Search the material for the string "кладки", then return every line where it is found.

Given records:
○ ○ ○ ○
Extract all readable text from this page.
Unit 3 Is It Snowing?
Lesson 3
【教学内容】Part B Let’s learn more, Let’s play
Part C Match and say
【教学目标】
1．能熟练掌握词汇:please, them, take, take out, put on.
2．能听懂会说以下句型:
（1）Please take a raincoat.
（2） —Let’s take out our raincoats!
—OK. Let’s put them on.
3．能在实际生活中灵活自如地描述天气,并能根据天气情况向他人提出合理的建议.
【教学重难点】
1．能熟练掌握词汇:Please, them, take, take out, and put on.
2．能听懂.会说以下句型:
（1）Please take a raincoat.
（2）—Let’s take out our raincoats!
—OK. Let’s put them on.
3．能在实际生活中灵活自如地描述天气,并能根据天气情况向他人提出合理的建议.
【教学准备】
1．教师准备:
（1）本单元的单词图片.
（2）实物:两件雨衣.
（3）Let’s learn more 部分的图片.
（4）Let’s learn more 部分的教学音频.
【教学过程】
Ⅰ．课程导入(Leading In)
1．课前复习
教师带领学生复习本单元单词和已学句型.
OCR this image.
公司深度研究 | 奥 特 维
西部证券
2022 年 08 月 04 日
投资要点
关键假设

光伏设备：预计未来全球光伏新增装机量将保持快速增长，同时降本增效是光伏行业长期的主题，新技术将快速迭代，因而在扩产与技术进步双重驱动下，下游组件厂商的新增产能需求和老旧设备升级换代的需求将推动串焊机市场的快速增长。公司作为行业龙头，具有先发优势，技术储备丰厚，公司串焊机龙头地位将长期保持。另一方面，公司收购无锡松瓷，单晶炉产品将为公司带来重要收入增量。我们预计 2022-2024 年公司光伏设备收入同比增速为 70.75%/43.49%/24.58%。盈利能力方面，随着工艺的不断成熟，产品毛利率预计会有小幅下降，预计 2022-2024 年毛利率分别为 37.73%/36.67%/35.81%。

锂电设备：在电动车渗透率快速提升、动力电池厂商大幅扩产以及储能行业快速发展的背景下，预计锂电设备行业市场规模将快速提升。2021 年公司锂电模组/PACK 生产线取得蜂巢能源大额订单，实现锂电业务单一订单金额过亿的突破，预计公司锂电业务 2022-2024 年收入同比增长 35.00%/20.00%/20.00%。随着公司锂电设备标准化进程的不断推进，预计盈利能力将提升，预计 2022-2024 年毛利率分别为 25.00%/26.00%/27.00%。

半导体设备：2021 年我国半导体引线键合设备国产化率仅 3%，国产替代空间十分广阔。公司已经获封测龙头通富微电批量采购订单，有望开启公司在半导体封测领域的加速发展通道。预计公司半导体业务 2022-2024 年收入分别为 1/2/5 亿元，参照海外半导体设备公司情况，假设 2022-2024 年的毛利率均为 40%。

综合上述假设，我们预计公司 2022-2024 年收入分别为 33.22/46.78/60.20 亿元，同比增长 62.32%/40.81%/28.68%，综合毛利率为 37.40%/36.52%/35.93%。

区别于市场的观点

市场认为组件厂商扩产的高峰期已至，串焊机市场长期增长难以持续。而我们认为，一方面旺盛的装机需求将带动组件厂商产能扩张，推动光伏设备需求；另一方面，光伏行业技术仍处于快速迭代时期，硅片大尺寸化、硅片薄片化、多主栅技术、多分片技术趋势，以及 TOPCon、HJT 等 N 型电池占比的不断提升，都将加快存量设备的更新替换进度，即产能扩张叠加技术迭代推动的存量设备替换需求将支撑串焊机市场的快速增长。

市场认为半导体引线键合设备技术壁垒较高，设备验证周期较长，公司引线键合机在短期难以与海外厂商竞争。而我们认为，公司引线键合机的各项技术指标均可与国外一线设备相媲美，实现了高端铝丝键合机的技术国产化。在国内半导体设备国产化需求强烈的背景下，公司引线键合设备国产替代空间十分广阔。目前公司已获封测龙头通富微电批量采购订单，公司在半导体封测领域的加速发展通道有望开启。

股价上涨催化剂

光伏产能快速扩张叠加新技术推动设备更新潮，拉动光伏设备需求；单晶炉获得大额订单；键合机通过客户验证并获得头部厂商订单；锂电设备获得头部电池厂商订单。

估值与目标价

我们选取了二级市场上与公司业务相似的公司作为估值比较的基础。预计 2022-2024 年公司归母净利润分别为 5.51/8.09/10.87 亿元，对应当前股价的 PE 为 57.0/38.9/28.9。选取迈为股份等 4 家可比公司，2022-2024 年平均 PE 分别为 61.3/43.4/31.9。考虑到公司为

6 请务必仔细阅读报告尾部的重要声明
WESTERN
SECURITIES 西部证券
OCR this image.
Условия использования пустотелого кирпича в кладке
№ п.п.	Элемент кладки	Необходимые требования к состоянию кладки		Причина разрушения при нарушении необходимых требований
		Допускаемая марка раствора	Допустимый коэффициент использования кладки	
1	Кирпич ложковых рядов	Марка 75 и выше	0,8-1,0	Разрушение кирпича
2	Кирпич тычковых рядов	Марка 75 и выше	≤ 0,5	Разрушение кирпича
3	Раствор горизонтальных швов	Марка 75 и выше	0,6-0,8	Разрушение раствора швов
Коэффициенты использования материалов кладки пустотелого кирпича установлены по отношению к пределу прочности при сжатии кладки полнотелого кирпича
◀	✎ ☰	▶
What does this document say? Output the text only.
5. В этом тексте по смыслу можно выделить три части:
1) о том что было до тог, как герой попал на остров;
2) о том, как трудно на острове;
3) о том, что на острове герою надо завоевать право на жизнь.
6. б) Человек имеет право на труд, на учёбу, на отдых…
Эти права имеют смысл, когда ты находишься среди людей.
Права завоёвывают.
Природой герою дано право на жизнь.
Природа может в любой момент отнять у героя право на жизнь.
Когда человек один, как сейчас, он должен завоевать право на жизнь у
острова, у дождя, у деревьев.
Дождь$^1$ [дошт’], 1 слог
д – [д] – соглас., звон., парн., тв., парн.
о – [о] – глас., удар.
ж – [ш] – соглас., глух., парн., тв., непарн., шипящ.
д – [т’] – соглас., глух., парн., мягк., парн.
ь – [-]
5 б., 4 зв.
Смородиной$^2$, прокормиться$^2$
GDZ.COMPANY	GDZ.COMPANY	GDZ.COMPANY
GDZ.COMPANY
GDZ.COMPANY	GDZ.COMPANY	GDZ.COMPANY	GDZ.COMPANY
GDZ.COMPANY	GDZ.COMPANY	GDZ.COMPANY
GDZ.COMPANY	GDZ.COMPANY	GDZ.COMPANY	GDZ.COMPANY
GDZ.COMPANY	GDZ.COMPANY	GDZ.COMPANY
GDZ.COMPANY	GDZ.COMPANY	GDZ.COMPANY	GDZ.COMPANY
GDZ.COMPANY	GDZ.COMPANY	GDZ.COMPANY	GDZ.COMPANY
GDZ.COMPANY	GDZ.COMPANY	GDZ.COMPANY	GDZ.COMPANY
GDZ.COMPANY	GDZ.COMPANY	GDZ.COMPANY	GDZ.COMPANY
○ ○ ○ ○
Correct response:
№ п.п.	Элемент кладки	Необходимые требования к состоянию кладки		Причина разрушения при нарушении необходимых требований
		Допускаемая марка раствора	Допустимый коэффициент использования кладки	
Коэффициенты использования материалов кладки пустотелого кирпича установлены по отношению к пределу прочности при сжатии кладки полнотелого кирпича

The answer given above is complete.